## Request
Give the rows again from the line with "Text: 14% ↑" up to and including the line with "Text: 2: 2 — [29, 498, 35, 507]", swapping "Average price" for "Mean price" and leaving everything else unchanged.

[Records from a collection]
****************
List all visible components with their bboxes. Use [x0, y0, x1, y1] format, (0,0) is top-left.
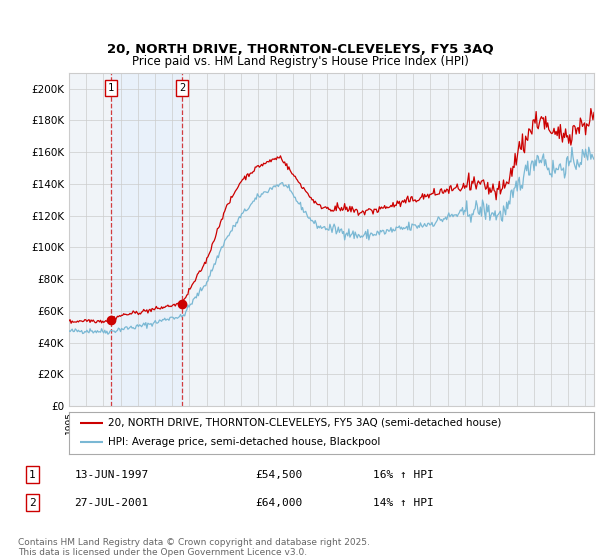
Text: 14% ↑ HPI: 14% ↑ HPI — [373, 498, 434, 507]
Text: 2: 2 — [179, 83, 185, 93]
Text: £54,500: £54,500 — [255, 470, 302, 479]
Text: HPI: Average price, semi-detached house, Blackpool: HPI: Average price, semi-detached house,… — [109, 437, 381, 447]
Text: Price paid vs. HM Land Registry's House Price Index (HPI): Price paid vs. HM Land Registry's House … — [131, 55, 469, 68]
Bar — [111, 73, 182, 406]
Text: 2: 2 — [29, 498, 35, 507]
Text: £64,000: £64,000 — [255, 498, 302, 507]
Text: 16% ↑ HPI: 16% ↑ HPI — [373, 470, 434, 479]
Text: 20, NORTH DRIVE, THORNTON-CLEVELEYS, FY5 3AQ (semi-detached house): 20, NORTH DRIVE, THORNTON-CLEVELEYS, FY5… — [109, 418, 502, 428]
Text: 27-JUL-2001: 27-JUL-2001 — [74, 498, 149, 507]
Text: Contains HM Land Registry data © Crown copyright and database right 2025.
This d: Contains HM Land Registry data © Crown c… — [18, 538, 370, 557]
Text: 1: 1 — [108, 83, 114, 93]
Text: 20, NORTH DRIVE, THORNTON-CLEVELEYS, FY5 3AQ: 20, NORTH DRIVE, THORNTON-CLEVELEYS, FY5… — [107, 43, 493, 56]
Text: 13-JUN-1997: 13-JUN-1997 — [74, 470, 149, 479]
Text: 1: 1 — [29, 470, 35, 479]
****************
## Expected answer
Text: 14% ↑ HPI: 14% ↑ HPI — [373, 498, 434, 507]
Text: 2: 2 — [179, 83, 185, 93]
Text: £54,500: £54,500 — [255, 470, 302, 479]
Text: HPI: Mean price, semi-detached house, Blackpool: HPI: Mean price, semi-detached house,… — [109, 437, 381, 447]
Text: Price paid vs. HM Land Registry's House Price Index (HPI): Price paid vs. HM Land Registry's House … — [131, 55, 469, 68]
Bar — [111, 73, 182, 406]
Text: 2: 2 — [29, 498, 35, 507]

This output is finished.